**What you need to do**
Below are some records; give them all again exactly, but not the pictures.
-- BEGIN Task material --
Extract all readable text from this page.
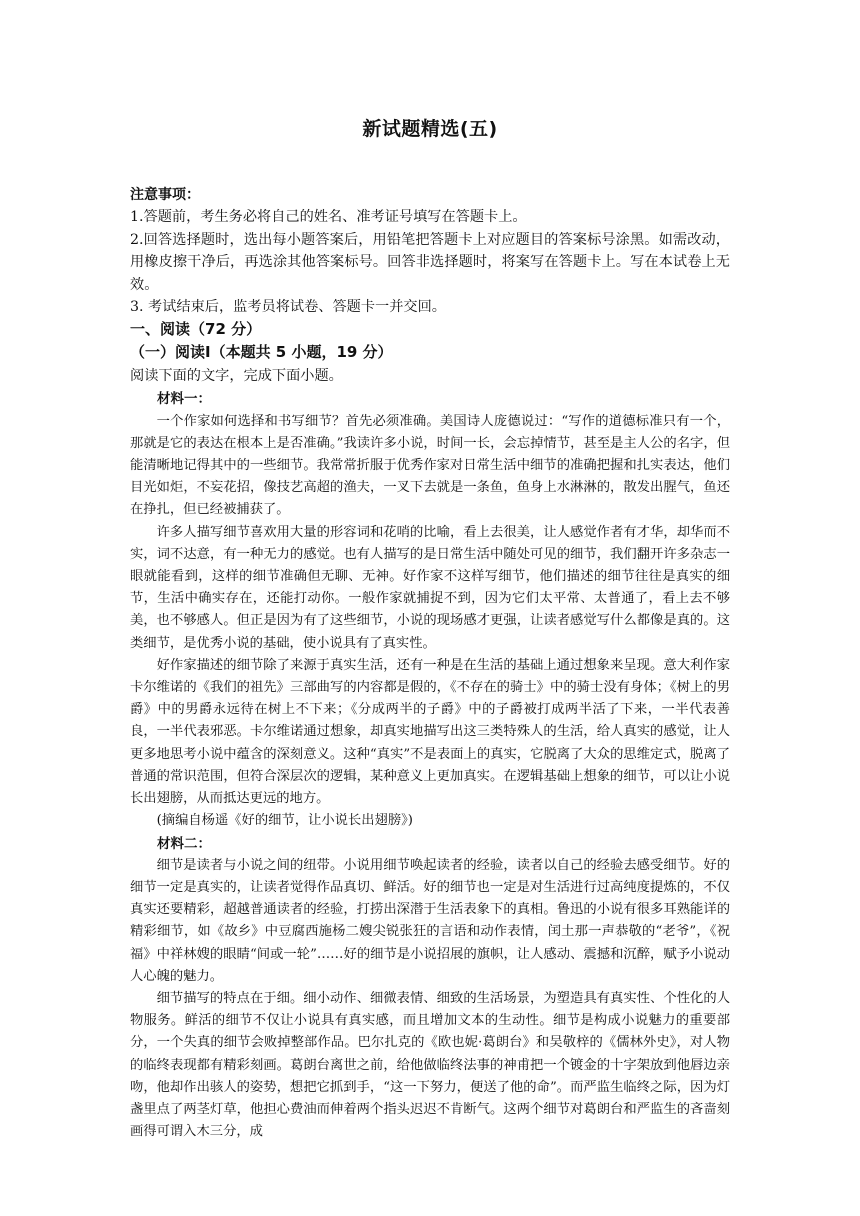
新试题精选(五)

注意事项：

1.答题前，考生务必将自己的姓名、准考证号填写在答题卡上。

2.回答选择题时，选出每小题答案后，用铅笔把答题卡上对应题目的答案标号涂黑。如需改动，用橡皮擦干净后，再选涂其他答案标号。回答非选择题时，将案写在答题卡上。写在本试卷上无效。

3. 考试结束后，监考员将试卷、答题卡一并交回。

一、阅读（72 分）

（一）阅读Ⅰ（本题共 5 小题，19 分）

阅读下面的文字，完成下面小题。

材料一：

一个作家如何选择和书写细节？首先必须准确。美国诗人庞德说过：“写作的道德标准只有一个，那就是它的表达在根本上是否准确。”我读许多小说，时间一长，会忘掉情节，甚至是主人公的名字，但能清晰地记得其中的一些细节。我常常折服于优秀作家对日常生活中细节的准确把握和扎实表达，他们目光如炬，不妄花招，像技艺高超的渔夫，一叉下去就是一条鱼，鱼身上水淋淋的，散发出腥气，鱼还在挣扎，但已经被捕获了。

许多人描写细节喜欢用大量的形容词和花哨的比喻，看上去很美，让人感觉作者有才华，却华而不实，词不达意，有一种无力的感觉。也有人描写的是日常生活中随处可见的细节，我们翻开许多杂志一眼就能看到，这样的细节准确但无聊、无神。好作家不这样写细节，他们描述的细节往往是真实的细节，生活中确实存在，还能打动你。一般作家就捕捉不到，因为它们太平常、太普通了，看上去不够美，也不够感人。但正是因为有了这些细节，小说的现场感才更强，让读者感觉写什么都像是真的。这类细节，是优秀小说的基础，使小说具有了真实性。

好作家描述的细节除了来源于真实生活，还有一种是在生活的基础上通过想象来呈现。意大利作家卡尔维诺的《我们的祖先》三部曲写的内容都是假的，《不存在的骑士》中的骑士没有身体；《树上的男爵》中的男爵永远待在树上不下来；《分成两半的子爵》中的子爵被打成两半活了下来，一半代表善良，一半代表邪恶。卡尔维诺通过想象，却真实地描写出这三类特殊人的生活，给人真实的感觉，让人更多地思考小说中蕴含的深刻意义。这种“真实”不是表面上的真实，它脱离了大众的思维定式，脱离了普通的常识范围，但符合深层次的逻辑，某种意义上更加真实。在逻辑基础上想象的细节，可以让小说长出翅膀，从而抵达更远的地方。

(摘编自杨遥《好的细节，让小说长出翅膀》)

材料二：

细节是读者与小说之间的纽带。小说用细节唤起读者的经验，读者以自己的经验去感受细节。好的细节一定是真实的，让读者觉得作品真切、鲜活。好的细节也一定是对生活进行过高纯度提炼的，不仅真实还要精彩，超越普通读者的经验，打捞出深潜于生活表象下的真相。鲁迅的小说有很多耳熟能详的精彩细节，如《故乡》中豆腐西施杨二嫂尖锐张狂的言语和动作表情，闰土那一声恭敬的“老爷”，《祝福》中祥林嫂的眼睛“间或一轮”……好的细节是小说招展的旗帜，让人感动、震撼和沉醉，赋予小说动人心魄的魅力。

细节描写的特点在于细。细小动作、细微表情、细致的生活场景，为塑造具有真实性、个性化的人物服务。鲜活的细节不仅让小说具有真实感，而且增加文本的生动性。细节是构成小说魅力的重要部分，一个失真的细节会败掉整部作品。巴尔扎克的《欧也妮·葛朗台》和吴敬梓的《儒林外史》，对人物的临终表现都有精彩刻画。葛朗台离世之前，给他做临终法事的神甫把一个镀金的十字架放到他唇边亲吻，他却作出骇人的姿势，想把它抓到手，“这一下努力，便送了他的命”。而严监生临终之际，因为灯盏里点了两茎灯草，他担心费油而伸着两个指头迟迟不肯断气。这两个细节对葛朗台和严监生的吝啬刻画得可谓入木三分，成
-- END Task material --
**Correct response**
Extract all readable text from this page.
新试题精选(五)

注意事项：

1.答题前，考生务必将自己的姓名、准考证号填写在答题卡上。

2.回答选择题时，选出每小题答案后，用铅笔把答题卡上对应题目的答案标号涂黑。如需改动，用橡皮擦干净后，再选涂其他答案标号。回答非选择题时，将案写在答题卡上。写在本试卷上无效。

3. 考试结束后，监考员将试卷、答题卡一并交回。

一、阅读（72 分）

（一）阅读Ⅰ（本题共 5 小题，19 分）

阅读下面的文字，完成下面小题。

材料一：

一个作家如何选择和书写细节？首先必须准确。美国诗人庞德说过：“写作的道德标准只有一个，那就是它的表达在根本上是否准确。”我读许多小说，时间一长，会忘掉情节，甚至是主人公的名字，但能清晰地记得其中的一些细节。我常常折服于优秀作家对日常生活中细节的准确把握和扎实表达，他们目光如炬，不妄花招，像技艺高超的渔夫，一叉下去就是一条鱼，鱼身上水淋淋的，散发出腥气，鱼还在挣扎，但已经被捕获了。

许多人描写细节喜欢用大量的形容词和花哨的比喻，看上去很美，让人感觉作者有才华，却华而不实，词不达意，有一种无力的感觉。也有人描写的是日常生活中随处可见的细节，我们翻开许多杂志一眼就能看到，这样的细节准确但无聊、无神。好作家不这样写细节，他们描述的细节往往是真实的细节，生活中确实存在，还能打动你。一般作家就捕捉不到，因为它们太平常、太普通了，看上去不够美，也不够感人。但正是因为有了这些细节，小说的现场感才更强，让读者感觉写什么都像是真的。这类细节，是优秀小说的基础，使小说具有了真实性。

好作家描述的细节除了来源于真实生活，还有一种是在生活的基础上通过想象来呈现。意大利作家卡尔维诺的《我们的祖先》三部曲写的内容都是假的，《不存在的骑士》中的骑士没有身体；《树上的男爵》中的男爵永远待在树上不下来；《分成两半的子爵》中的子爵被打成两半活了下来，一半代表善良，一半代表邪恶。卡尔维诺通过想象，却真实地描写出这三类特殊人的生活，给人真实的感觉，让人更多地思考小说中蕴含的深刻意义。这种“真实”不是表面上的真实，它脱离了大众的思维定式，脱离了普通的常识范围，但符合深层次的逻辑，某种意义上更加真实。在逻辑基础上想象的细节，可以让小说长出翅膀，从而抵达更远的地方。

(摘编自杨遥《好的细节，让小说长出翅膀》)

材料二：

细节是读者与小说之间的纽带。小说用细节唤起读者的经验，读者以自己的经验去感受细节。好的细节一定是真实的，让读者觉得作品真切、鲜活。好的细节也一定是对生活进行过高纯度提炼的，不仅真实还要精彩，超越普通读者的经验，打捞出深潜于生活表象下的真相。鲁迅的小说有很多耳熟能详的精彩细节，如《故乡》中豆腐西施杨二嫂尖锐张狂的言语和动作表情，闰土那一声恭敬的“老爷”，《祝福》中祥林嫂的眼睛“间或一轮”……好的细节是小说招展的旗帜，让人感动、震撼和沉醉，赋予小说动人心魄的魅力。

细节描写的特点在于细。细小动作、细微表情、细致的生活场景，为塑造具有真实性、个性化的人物服务。鲜活的细节不仅让小说具有真实感，而且增加文本的生动性。细节是构成小说魅力的重要部分，一个失真的细节会败掉整部作品。巴尔扎克的《欧也妮·葛朗台》和吴敬梓的《儒林外史》，对人物的临终表现都有精彩刻画。葛朗台离世之前，给他做临终法事的神甫把一个镀金的十字架放到他唇边亲吻，他却作出骇人的姿势，想把它抓到手，“这一下努力，便送了他的命”。而严监生临终之际，因为灯盏里点了两茎灯草，他担心费油而伸着两个指头迟迟不肯断气。这两个细节对葛朗台和严监生的吝啬刻画得可谓入木三分，成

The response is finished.